### Saved entries
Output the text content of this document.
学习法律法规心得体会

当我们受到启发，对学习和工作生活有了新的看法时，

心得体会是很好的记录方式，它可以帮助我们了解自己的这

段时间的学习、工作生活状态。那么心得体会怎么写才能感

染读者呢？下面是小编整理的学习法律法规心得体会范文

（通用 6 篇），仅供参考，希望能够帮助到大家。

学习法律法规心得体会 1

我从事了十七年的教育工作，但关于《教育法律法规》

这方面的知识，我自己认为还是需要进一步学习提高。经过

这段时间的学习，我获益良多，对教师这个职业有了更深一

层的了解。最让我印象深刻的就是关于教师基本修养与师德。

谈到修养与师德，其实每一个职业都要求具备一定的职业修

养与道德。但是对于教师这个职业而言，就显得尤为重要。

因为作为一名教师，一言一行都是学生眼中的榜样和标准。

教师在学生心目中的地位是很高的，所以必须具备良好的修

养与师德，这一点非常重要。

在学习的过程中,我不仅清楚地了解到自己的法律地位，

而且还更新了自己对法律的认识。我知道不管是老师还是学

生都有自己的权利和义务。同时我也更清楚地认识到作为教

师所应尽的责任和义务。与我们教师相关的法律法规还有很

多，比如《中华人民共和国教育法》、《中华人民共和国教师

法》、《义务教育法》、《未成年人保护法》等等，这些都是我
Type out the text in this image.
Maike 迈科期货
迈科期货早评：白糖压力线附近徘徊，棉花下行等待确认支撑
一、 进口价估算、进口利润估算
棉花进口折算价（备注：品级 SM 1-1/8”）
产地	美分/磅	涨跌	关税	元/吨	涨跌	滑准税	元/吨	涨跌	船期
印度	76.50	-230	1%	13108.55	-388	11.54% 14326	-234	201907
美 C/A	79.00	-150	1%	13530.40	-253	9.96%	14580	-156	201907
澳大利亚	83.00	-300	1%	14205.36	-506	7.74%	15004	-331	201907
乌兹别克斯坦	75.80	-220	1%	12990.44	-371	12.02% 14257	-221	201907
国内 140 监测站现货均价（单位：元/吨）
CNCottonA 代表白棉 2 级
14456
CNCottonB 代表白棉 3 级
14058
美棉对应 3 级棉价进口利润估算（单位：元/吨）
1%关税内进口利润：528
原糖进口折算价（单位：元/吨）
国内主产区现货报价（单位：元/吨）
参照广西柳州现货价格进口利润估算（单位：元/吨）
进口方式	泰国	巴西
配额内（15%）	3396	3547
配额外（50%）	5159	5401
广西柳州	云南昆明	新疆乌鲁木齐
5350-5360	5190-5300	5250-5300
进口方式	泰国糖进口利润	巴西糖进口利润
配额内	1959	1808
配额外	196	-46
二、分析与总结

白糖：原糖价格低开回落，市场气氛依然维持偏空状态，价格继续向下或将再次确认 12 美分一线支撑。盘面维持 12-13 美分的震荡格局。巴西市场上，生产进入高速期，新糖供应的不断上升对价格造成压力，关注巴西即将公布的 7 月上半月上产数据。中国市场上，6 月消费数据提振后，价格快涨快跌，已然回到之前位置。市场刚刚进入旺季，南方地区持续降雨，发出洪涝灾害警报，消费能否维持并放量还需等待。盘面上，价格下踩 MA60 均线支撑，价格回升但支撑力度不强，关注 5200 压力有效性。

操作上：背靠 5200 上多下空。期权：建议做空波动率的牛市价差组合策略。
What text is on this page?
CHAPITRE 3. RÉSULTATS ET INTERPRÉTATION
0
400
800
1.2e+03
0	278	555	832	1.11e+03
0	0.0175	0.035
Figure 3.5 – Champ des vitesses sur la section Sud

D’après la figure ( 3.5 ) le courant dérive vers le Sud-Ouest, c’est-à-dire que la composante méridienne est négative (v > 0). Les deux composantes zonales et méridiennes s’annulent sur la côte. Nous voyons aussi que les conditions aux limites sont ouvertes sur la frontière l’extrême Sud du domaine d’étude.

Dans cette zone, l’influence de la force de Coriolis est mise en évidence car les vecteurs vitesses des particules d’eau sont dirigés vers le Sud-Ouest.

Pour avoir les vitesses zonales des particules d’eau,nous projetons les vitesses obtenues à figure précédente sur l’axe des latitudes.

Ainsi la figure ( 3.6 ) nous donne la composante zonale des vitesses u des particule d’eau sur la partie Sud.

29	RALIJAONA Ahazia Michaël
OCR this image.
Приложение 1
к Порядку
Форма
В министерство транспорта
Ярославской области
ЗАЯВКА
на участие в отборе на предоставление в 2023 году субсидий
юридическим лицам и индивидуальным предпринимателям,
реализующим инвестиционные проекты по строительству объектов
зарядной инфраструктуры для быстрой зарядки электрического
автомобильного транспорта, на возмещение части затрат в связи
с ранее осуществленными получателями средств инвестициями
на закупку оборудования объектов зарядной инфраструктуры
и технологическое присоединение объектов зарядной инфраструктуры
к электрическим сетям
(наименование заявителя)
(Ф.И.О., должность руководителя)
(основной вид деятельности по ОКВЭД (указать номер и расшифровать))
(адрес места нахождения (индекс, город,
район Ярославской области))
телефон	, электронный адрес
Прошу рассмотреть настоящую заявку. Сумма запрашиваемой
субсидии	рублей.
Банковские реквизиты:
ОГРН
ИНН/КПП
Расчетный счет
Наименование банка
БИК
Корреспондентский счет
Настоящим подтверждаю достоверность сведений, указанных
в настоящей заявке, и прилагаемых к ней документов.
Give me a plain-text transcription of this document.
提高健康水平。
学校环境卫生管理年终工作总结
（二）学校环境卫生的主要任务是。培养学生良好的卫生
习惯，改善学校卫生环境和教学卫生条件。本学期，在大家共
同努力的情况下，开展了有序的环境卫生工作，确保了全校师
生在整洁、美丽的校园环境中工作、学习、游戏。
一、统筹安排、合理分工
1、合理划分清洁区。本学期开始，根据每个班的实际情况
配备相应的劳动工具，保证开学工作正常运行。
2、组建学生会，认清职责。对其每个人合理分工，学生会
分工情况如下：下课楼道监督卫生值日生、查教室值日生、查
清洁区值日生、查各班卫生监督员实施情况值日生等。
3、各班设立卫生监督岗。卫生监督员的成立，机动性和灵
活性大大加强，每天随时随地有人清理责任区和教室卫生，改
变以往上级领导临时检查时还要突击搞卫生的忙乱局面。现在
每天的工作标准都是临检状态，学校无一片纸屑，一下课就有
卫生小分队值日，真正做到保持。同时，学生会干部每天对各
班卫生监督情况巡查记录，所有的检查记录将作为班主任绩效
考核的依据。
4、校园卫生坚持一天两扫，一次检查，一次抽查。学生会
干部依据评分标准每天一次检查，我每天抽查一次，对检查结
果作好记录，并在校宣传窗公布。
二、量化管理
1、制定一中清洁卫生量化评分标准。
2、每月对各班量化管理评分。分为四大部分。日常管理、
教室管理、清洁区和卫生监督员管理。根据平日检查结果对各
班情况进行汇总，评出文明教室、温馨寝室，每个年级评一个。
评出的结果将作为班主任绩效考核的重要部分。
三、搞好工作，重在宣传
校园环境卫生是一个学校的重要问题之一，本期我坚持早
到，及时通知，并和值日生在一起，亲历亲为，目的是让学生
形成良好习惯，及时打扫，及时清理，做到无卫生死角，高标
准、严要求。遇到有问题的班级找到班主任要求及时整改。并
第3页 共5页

### WHAT IS NEEDED
Retype the whole listing, matching it exactly.

### TASK SOLUTION
Output the text content of this document.
学习法律法规心得体会

当我们受到启发，对学习和工作生活有了新的看法时，

心得体会是很好的记录方式，它可以帮助我们了解自己的这

段时间的学习、工作生活状态。那么心得体会怎么写才能感

染读者呢？下面是小编整理的学习法律法规心得体会范文

（通用 6 篇），仅供参考，希望能够帮助到大家。

学习法律法规心得体会 1

我从事了十七年的教育工作，但关于《教育法律法规》

这方面的知识，我自己认为还是需要进一步学习提高。经过

这段时间的学习，我获益良多，对教师这个职业有了更深一

层的了解。最让我印象深刻的就是关于教师基本修养与师德。

谈到修养与师德，其实每一个职业都要求具备一定的职业修

养与道德。但是对于教师这个职业而言，就显得尤为重要。

因为作为一名教师，一言一行都是学生眼中的榜样和标准。

教师在学生心目中的地位是很高的，所以必须具备良好的修

养与师德，这一点非常重要。

在学习的过程中,我不仅清楚地了解到自己的法律地位，

而且还更新了自己对法律的认识。我知道不管是老师还是学

生都有自己的权利和义务。同时我也更清楚地认识到作为教

师所应尽的责任和义务。与我们教师相关的法律法规还有很

多，比如《中华人民共和国教育法》、《中华人民共和国教师

法》、《义务教育法》、《未成年人保护法》等等，这些都是我
Type out the text in this image.
Maike 迈科期货
迈科期货早评：白糖压力线附近徘徊，棉花下行等待确认支撑
一、 进口价估算、进口利润估算
棉花进口折算价（备注：品级 SM 1-1/8”）
产地	美分/磅	涨跌	关税	元/吨	涨跌	滑准税	元/吨	涨跌	船期
印度	76.50	-230	1%	13108.55	-388	11.54% 14326	-234	201907
美 C/A	79.00	-150	1%	13530.40	-253	9.96%	14580	-156	201907
澳大利亚	83.00	-300	1%	14205.36	-506	7.74%	15004	-331	201907
乌兹别克斯坦	75.80	-220	1%	12990.44	-371	12.02% 14257	-221	201907
国内 140 监测站现货均价（单位：元/吨）
CNCottonA 代表白棉 2 级
14456
CNCottonB 代表白棉 3 级
14058
美棉对应 3 级棉价进口利润估算（单位：元/吨）
1%关税内进口利润：528
原糖进口折算价（单位：元/吨）
国内主产区现货报价（单位：元/吨）
参照广西柳州现货价格进口利润估算（单位：元/吨）
进口方式	泰国	巴西
配额内（15%）	3396	3547
配额外（50%）	5159	5401
广西柳州	云南昆明	新疆乌鲁木齐
5350-5360	5190-5300	5250-5300
进口方式	泰国糖进口利润	巴西糖进口利润
配额内	1959	1808
配额外	196	-46
二、分析与总结

白糖：原糖价格低开回落，市场气氛依然维持偏空状态，价格继续向下或将再次确认 12 美分一线支撑。盘面维持 12-13 美分的震荡格局。巴西市场上，生产进入高速期，新糖供应的不断上升对价格造成压力，关注巴西即将公布的 7 月上半月上产数据。中国市场上，6 月消费数据提振后，价格快涨快跌，已然回到之前位置。市场刚刚进入旺季，南方地区持续降雨，发出洪涝灾害警报，消费能否维持并放量还需等待。盘面上，价格下踩 MA60 均线支撑，价格回升但支撑力度不强，关注 5200 压力有效性。

操作上：背靠 5200 上多下空。期权：建议做空波动率的牛市价差组合策略。
What text is on this page?
CHAPITRE 3. RÉSULTATS ET INTERPRÉTATION
0
400
800
1.2e+03
0	278	555	832	1.11e+03
0	0.0175	0.035
Figure 3.5 – Champ des vitesses sur la section Sud

D’après la figure ( 3.5 ) le courant dérive vers le Sud-Ouest, c’est-à-dire que la composante méridienne est négative (v > 0). Les deux composantes zonales et méridiennes s’annulent sur la côte. Nous voyons aussi que les conditions aux limites sont ouvertes sur la frontière l’extrême Sud du domaine d’étude.

Dans cette zone, l’influence de la force de Coriolis est mise en évidence car les vecteurs vitesses des particules d’eau sont dirigés vers le Sud-Ouest.

Pour avoir les vitesses zonales des particules d’eau,nous projetons les vitesses obtenues à figure précédente sur l’axe des latitudes.

Ainsi la figure ( 3.6 ) nous donne la composante zonale des vitesses u des particule d’eau sur la partie Sud.

29	RALIJAONA Ahazia Michaël
OCR this image.
Приложение 1
к Порядку
Форма
В министерство транспорта
Ярославской области
ЗАЯВКА
на участие в отборе на предоставление в 2023 году субсидий
юридическим лицам и индивидуальным предпринимателям,
реализующим инвестиционные проекты по строительству объектов
зарядной инфраструктуры для быстрой зарядки электрического
автомобильного транспорта, на возмещение части затрат в связи
с ранее осуществленными получателями средств инвестициями
на закупку оборудования объектов зарядной инфраструктуры
и технологическое присоединение объектов зарядной инфраструктуры
к электрическим сетям
(наименование заявителя)
(Ф.И.О., должность руководителя)
(основной вид деятельности по ОКВЭД (указать номер и расшифровать))
(адрес места нахождения (индекс, город,
район Ярославской области))
телефон	, электронный адрес
Прошу рассмотреть настоящую заявку. Сумма запрашиваемой
субсидии	рублей.
Банковские реквизиты:
ОГРН
ИНН/КПП
Расчетный счет
Наименование банка
БИК
Корреспондентский счет
Настоящим подтверждаю достоверность сведений, указанных
в настоящей заявке, и прилагаемых к ней документов.
Give me a plain-text transcription of this document.
提高健康水平。
学校环境卫生管理年终工作总结
（二）学校环境卫生的主要任务是。培养学生良好的卫生
习惯，改善学校卫生环境和教学卫生条件。本学期，在大家共
同努力的情况下，开展了有序的环境卫生工作，确保了全校师
生在整洁、美丽的校园环境中工作、学习、游戏。
一、统筹安排、合理分工
1、合理划分清洁区。本学期开始，根据每个班的实际情况
配备相应的劳动工具，保证开学工作正常运行。
2、组建学生会，认清职责。对其每个人合理分工，学生会
分工情况如下：下课楼道监督卫生值日生、查教室值日生、查
清洁区值日生、查各班卫生监督员实施情况值日生等。
3、各班设立卫生监督岗。卫生监督员的成立，机动性和灵
活性大大加强，每天随时随地有人清理责任区和教室卫生，改
变以往上级领导临时检查时还要突击搞卫生的忙乱局面。现在
每天的工作标准都是临检状态，学校无一片纸屑，一下课就有
卫生小分队值日，真正做到保持。同时，学生会干部每天对各
班卫生监督情况巡查记录，所有的检查记录将作为班主任绩效
考核的依据。
4、校园卫生坚持一天两扫，一次检查，一次抽查。学生会
干部依据评分标准每天一次检查，我每天抽查一次，对检查结
果作好记录，并在校宣传窗公布。
二、量化管理
1、制定一中清洁卫生量化评分标准。
2、每月对各班量化管理评分。分为四大部分。日常管理、
教室管理、清洁区和卫生监督员管理。根据平日检查结果对各
班情况进行汇总，评出文明教室、温馨寝室，每个年级评一个。
评出的结果将作为班主任绩效考核的重要部分。
三、搞好工作，重在宣传
校园环境卫生是一个学校的重要问题之一，本期我坚持早
到，及时通知，并和值日生在一起，亲历亲为，目的是让学生
形成良好习惯，及时打扫，及时清理，做到无卫生死角，高标
准、严要求。遇到有问题的班级找到班主任要求及时整改。并
第3页 共5页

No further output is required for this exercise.